▶ _What you need to do_:
Retype the listing that follows, exactly as written.

▶ _Available data_:
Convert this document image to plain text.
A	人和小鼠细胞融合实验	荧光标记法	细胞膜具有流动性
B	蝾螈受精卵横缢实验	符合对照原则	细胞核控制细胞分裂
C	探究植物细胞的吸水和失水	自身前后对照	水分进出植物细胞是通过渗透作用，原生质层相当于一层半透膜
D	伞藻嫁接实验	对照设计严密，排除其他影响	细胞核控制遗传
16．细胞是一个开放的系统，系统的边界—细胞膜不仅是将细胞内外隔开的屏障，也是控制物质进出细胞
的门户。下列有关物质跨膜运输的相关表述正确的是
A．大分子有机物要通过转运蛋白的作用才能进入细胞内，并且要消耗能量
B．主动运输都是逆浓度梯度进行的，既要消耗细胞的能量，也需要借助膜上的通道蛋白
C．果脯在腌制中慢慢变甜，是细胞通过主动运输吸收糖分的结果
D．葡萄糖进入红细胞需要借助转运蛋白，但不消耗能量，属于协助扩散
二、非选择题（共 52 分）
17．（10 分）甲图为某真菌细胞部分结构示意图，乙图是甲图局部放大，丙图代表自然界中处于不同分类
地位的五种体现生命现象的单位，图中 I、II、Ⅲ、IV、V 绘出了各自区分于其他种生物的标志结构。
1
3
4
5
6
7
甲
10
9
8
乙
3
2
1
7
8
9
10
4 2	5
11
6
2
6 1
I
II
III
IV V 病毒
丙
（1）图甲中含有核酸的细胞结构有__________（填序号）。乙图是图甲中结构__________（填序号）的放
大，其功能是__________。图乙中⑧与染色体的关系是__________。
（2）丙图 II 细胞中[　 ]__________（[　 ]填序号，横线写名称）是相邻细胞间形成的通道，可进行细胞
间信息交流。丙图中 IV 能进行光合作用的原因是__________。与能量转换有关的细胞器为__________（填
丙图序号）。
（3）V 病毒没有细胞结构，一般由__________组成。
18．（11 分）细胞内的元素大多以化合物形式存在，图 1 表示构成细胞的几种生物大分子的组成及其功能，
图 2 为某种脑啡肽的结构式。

▶ _Reply to the task_:
Convert this document image to plain text.
A	人和小鼠细胞融合实验	荧光标记法	细胞膜具有流动性
B	蝾螈受精卵横缢实验	符合对照原则	细胞核控制细胞分裂
C	探究植物细胞的吸水和失水	自身前后对照	水分进出植物细胞是通过渗透作用，原生质层相当于一层半透膜
D	伞藻嫁接实验	对照设计严密，排除其他影响	细胞核控制遗传
16．细胞是一个开放的系统，系统的边界—细胞膜不仅是将细胞内外隔开的屏障，也是控制物质进出细胞
的门户。下列有关物质跨膜运输的相关表述正确的是
A．大分子有机物要通过转运蛋白的作用才能进入细胞内，并且要消耗能量
B．主动运输都是逆浓度梯度进行的，既要消耗细胞的能量，也需要借助膜上的通道蛋白
C．果脯在腌制中慢慢变甜，是细胞通过主动运输吸收糖分的结果
D．葡萄糖进入红细胞需要借助转运蛋白，但不消耗能量，属于协助扩散
二、非选择题（共 52 分）
17．（10 分）甲图为某真菌细胞部分结构示意图，乙图是甲图局部放大，丙图代表自然界中处于不同分类
地位的五种体现生命现象的单位，图中 I、II、Ⅲ、IV、V 绘出了各自区分于其他种生物的标志结构。
1
3
4
5
6
7
甲
10
9
8
乙
3
2
1
7
8
9
10
4 2	5
11
6
2
6 1
I
II
III
IV V 病毒
丙
（1）图甲中含有核酸的细胞结构有__________（填序号）。乙图是图甲中结构__________（填序号）的放
大，其功能是__________。图乙中⑧与染色体的关系是__________。
（2）丙图 II 细胞中[　 ]__________（[　 ]填序号，横线写名称）是相邻细胞间形成的通道，可进行细胞
间信息交流。丙图中 IV 能进行光合作用的原因是__________。与能量转换有关的细胞器为__________（填
丙图序号）。
（3）V 病毒没有细胞结构，一般由__________组成。
18．（11 分）细胞内的元素大多以化合物形式存在，图 1 表示构成细胞的几种生物大分子的组成及其功能，
图 2 为某种脑啡肽的结构式。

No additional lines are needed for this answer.